» **TASK PROMPT**: Each entry below is to be written out exactly, and the pictures are to be left out.

::::

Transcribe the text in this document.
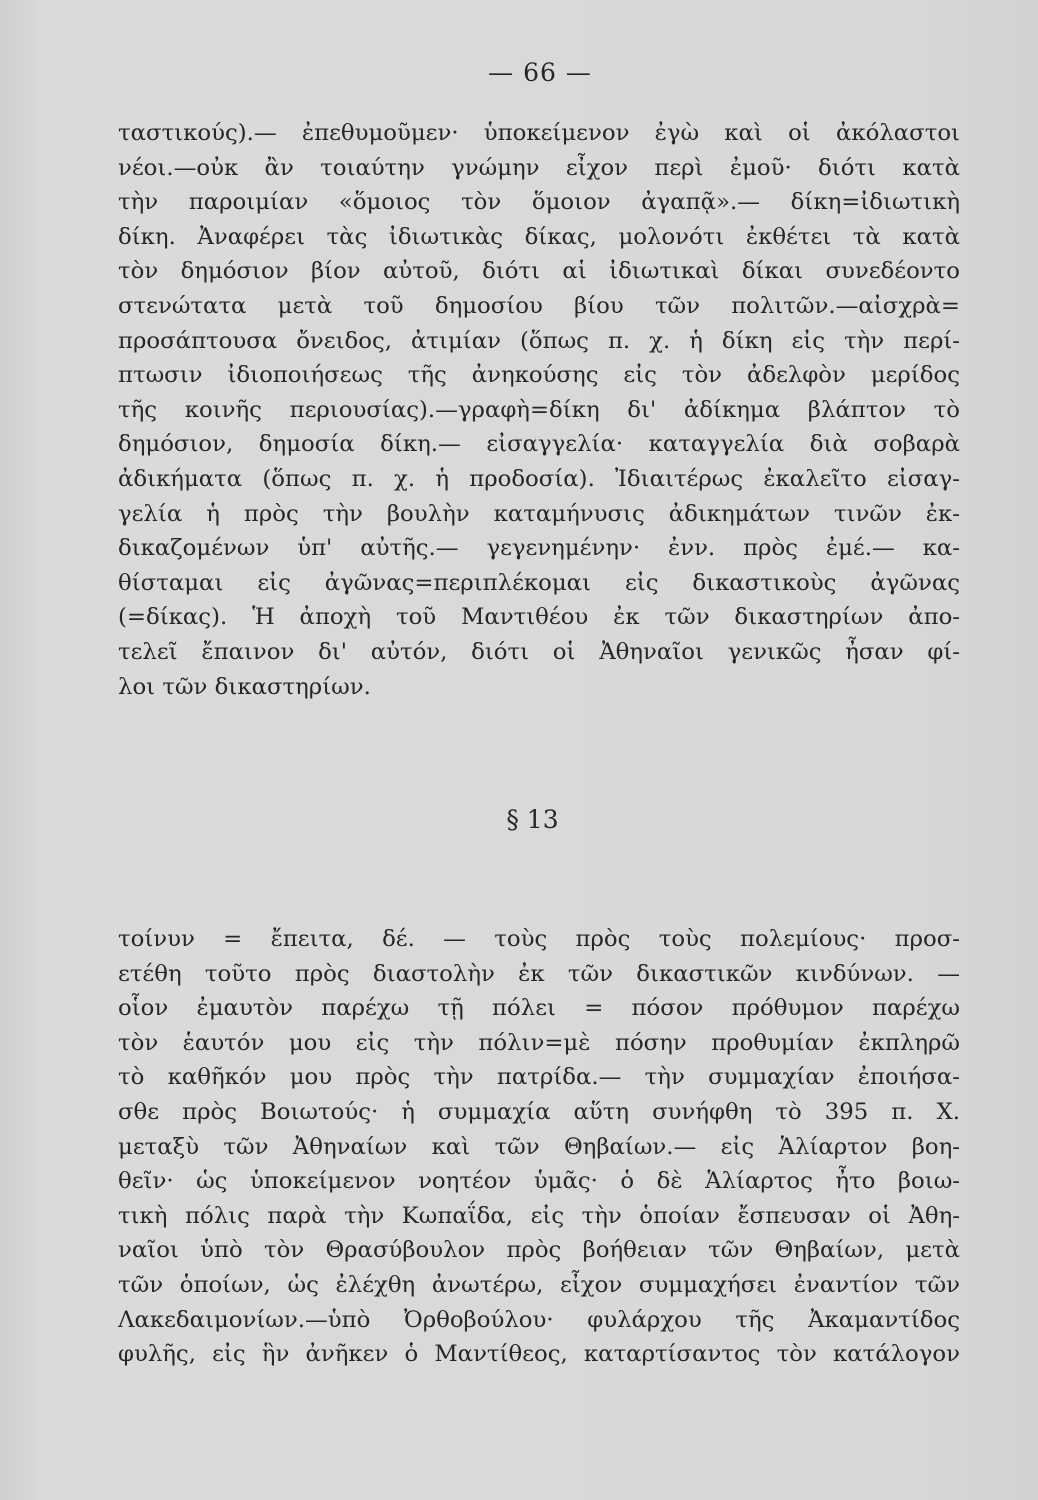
— 66 —
ταστικούς).— ἐπεθυμοῦμεν· ὑποκείμενον ἐγὼ καὶ οἱ ἀκόλαστοι
νέοι.—οὐκ ἂν τοιαύτην γνώμην εἶχον περὶ ἐμοῦ· διότι κατὰ
τὴν παροιμίαν «ὅμοιος τὸν ὅμοιον ἀγαπᾷ».— δίκη=ἰδιωτικὴ
δίκη. Ἀναφέρει τὰς ἰδιωτικὰς δίκας, μολονότι ἐκθέτει τὰ κατὰ
τὸν δημόσιον βίον αὐτοῦ, διότι αἱ ἰδιωτικαὶ δίκαι συνεδέοντο
στενώτατα μετὰ τοῦ δημοσίου βίου τῶν πολιτῶν.—αἰσχρὰ=
προσάπτουσα ὄνειδος, ἀτιμίαν (ὅπως π. χ. ἡ δίκη εἰς τὴν περί-
πτωσιν ἰδιοποιήσεως τῆς ἀνηκούσης εἰς τὸν ἀδελφὸν μερίδος
τῆς κοινῆς περιουσίας).—γραφὴ=δίκη δι' ἀδίκημα βλάπτον τὸ
δημόσιον, δημοσία δίκη.— εἰσαγγελία· καταγγελία διὰ σοβαρὰ
ἀδικήματα (ὅπως π. χ. ἡ προδοσία). Ἰδιαιτέρως ἐκαλεῖτο εἰσαγ-
γελία ἡ πρὸς τὴν βουλὴν καταμήνυσις ἀδικημάτων τινῶν ἐκ-
δικαζομένων ὑπ' αὐτῆς.— γεγενημένην· ἐνν. πρὸς ἐμέ.— κα-
θίσταμαι εἰς ἀγῶνας=περιπλέκομαι εἰς δικαστικοὺς ἀγῶνας
(=δίκας). Ἡ ἀποχὴ τοῦ Μαντιθέου ἐκ τῶν δικαστηρίων ἀπο-
τελεῖ ἔπαινον δι' αὐτόν, διότι οἱ Ἀθηναῖοι γενικῶς ἦσαν φί-
λοι τῶν δικαστηρίων.
§ 13
τοίνυν = ἔπειτα, δέ. — τοὺς πρὸς τοὺς πολεμίους· προσ-
ετέθη τοῦτο πρὸς διαστολὴν ἐκ τῶν δικαστικῶν κινδύνων. —
οἷον ἐμαυτὸν παρέχω τῇ πόλει = πόσον πρόθυμον παρέχω
τὸν ἑαυτόν μου εἰς τὴν πόλιν=μὲ πόσην προθυμίαν ἐκπληρῶ
τὸ καθῆκόν μου πρὸς τὴν πατρίδα.— τὴν συμμαχίαν ἐποιήσα-
σθε πρὸς Βοιωτούς· ἡ συμμαχία αὕτη συνήφθη τὸ 395 π. Χ.
μεταξὺ τῶν Ἀθηναίων καὶ τῶν Θηβαίων.— εἰς Ἁλίαρτον βοη-
θεῖν· ὡς ὑποκείμενον νοητέον ὑμᾶς· ὁ δὲ Ἁλίαρτος ἦτο βοιω-
τικὴ πόλις παρὰ τὴν Κωπαΐδα, εἰς τὴν ὁποίαν ἔσπευσαν οἱ Ἀθη-
ναῖοι ὑπὸ τὸν Θρασύβουλον πρὸς βοήθειαν τῶν Θηβαίων, μετὰ
τῶν ὁποίων, ὡς ἐλέχθη ἀνωτέρω, εἶχον συμμαχήσει ἐναντίον τῶν
Λακεδαιμονίων.—ὑπὸ Ὀρθοβούλου· φυλάρχου τῆς Ἀκαμαντίδος
φυλῆς, εἰς ἣν ἀνῆκεν ὁ Μαντίθεος, καταρτίσαντος τὸν κατάλογον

::::

» **FINAL ANSWER**:
Transcribe the text in this document.
— 66 —
ταστικούς).— ἐπεθυμοῦμεν· ὑποκείμενον ἐγὼ καὶ οἱ ἀκόλαστοι
νέοι.—οὐκ ἂν τοιαύτην γνώμην εἶχον περὶ ἐμοῦ· διότι κατὰ
τὴν παροιμίαν «ὅμοιος τὸν ὅμοιον ἀγαπᾷ».— δίκη=ἰδιωτικὴ
δίκη. Ἀναφέρει τὰς ἰδιωτικὰς δίκας, μολονότι ἐκθέτει τὰ κατὰ
τὸν δημόσιον βίον αὐτοῦ, διότι αἱ ἰδιωτικαὶ δίκαι συνεδέοντο
στενώτατα μετὰ τοῦ δημοσίου βίου τῶν πολιτῶν.—αἰσχρὰ=
προσάπτουσα ὄνειδος, ἀτιμίαν (ὅπως π. χ. ἡ δίκη εἰς τὴν περί-
πτωσιν ἰδιοποιήσεως τῆς ἀνηκούσης εἰς τὸν ἀδελφὸν μερίδος
τῆς κοινῆς περιουσίας).—γραφὴ=δίκη δι' ἀδίκημα βλάπτον τὸ
δημόσιον, δημοσία δίκη.— εἰσαγγελία· καταγγελία διὰ σοβαρὰ
ἀδικήματα (ὅπως π. χ. ἡ προδοσία). Ἰδιαιτέρως ἐκαλεῖτο εἰσαγ-
γελία ἡ πρὸς τὴν βουλὴν καταμήνυσις ἀδικημάτων τινῶν ἐκ-
δικαζομένων ὑπ' αὐτῆς.— γεγενημένην· ἐνν. πρὸς ἐμέ.— κα-
θίσταμαι εἰς ἀγῶνας=περιπλέκομαι εἰς δικαστικοὺς ἀγῶνας
(=δίκας). Ἡ ἀποχὴ τοῦ Μαντιθέου ἐκ τῶν δικαστηρίων ἀπο-
τελεῖ ἔπαινον δι' αὐτόν, διότι οἱ Ἀθηναῖοι γενικῶς ἦσαν φί-
λοι τῶν δικαστηρίων.
§ 13
τοίνυν = ἔπειτα, δέ. — τοὺς πρὸς τοὺς πολεμίους· προσ-
ετέθη τοῦτο πρὸς διαστολὴν ἐκ τῶν δικαστικῶν κινδύνων. —
οἷον ἐμαυτὸν παρέχω τῇ πόλει = πόσον πρόθυμον παρέχω
τὸν ἑαυτόν μου εἰς τὴν πόλιν=μὲ πόσην προθυμίαν ἐκπληρῶ
τὸ καθῆκόν μου πρὸς τὴν πατρίδα.— τὴν συμμαχίαν ἐποιήσα-
σθε πρὸς Βοιωτούς· ἡ συμμαχία αὕτη συνήφθη τὸ 395 π. Χ.
μεταξὺ τῶν Ἀθηναίων καὶ τῶν Θηβαίων.— εἰς Ἁλίαρτον βοη-
θεῖν· ὡς ὑποκείμενον νοητέον ὑμᾶς· ὁ δὲ Ἁλίαρτος ἦτο βοιω-
τικὴ πόλις παρὰ τὴν Κωπαΐδα, εἰς τὴν ὁποίαν ἔσπευσαν οἱ Ἀθη-
ναῖοι ὑπὸ τὸν Θρασύβουλον πρὸς βοήθειαν τῶν Θηβαίων, μετὰ
τῶν ὁποίων, ὡς ἐλέχθη ἀνωτέρω, εἶχον συμμαχήσει ἐναντίον τῶν
Λακεδαιμονίων.—ὑπὸ Ὀρθοβούλου· φυλάρχου τῆς Ἀκαμαντίδος
φυλῆς, εἰς ἣν ἀνῆκεν ὁ Μαντίθεος, καταρτίσαντος τὸν κατάλογον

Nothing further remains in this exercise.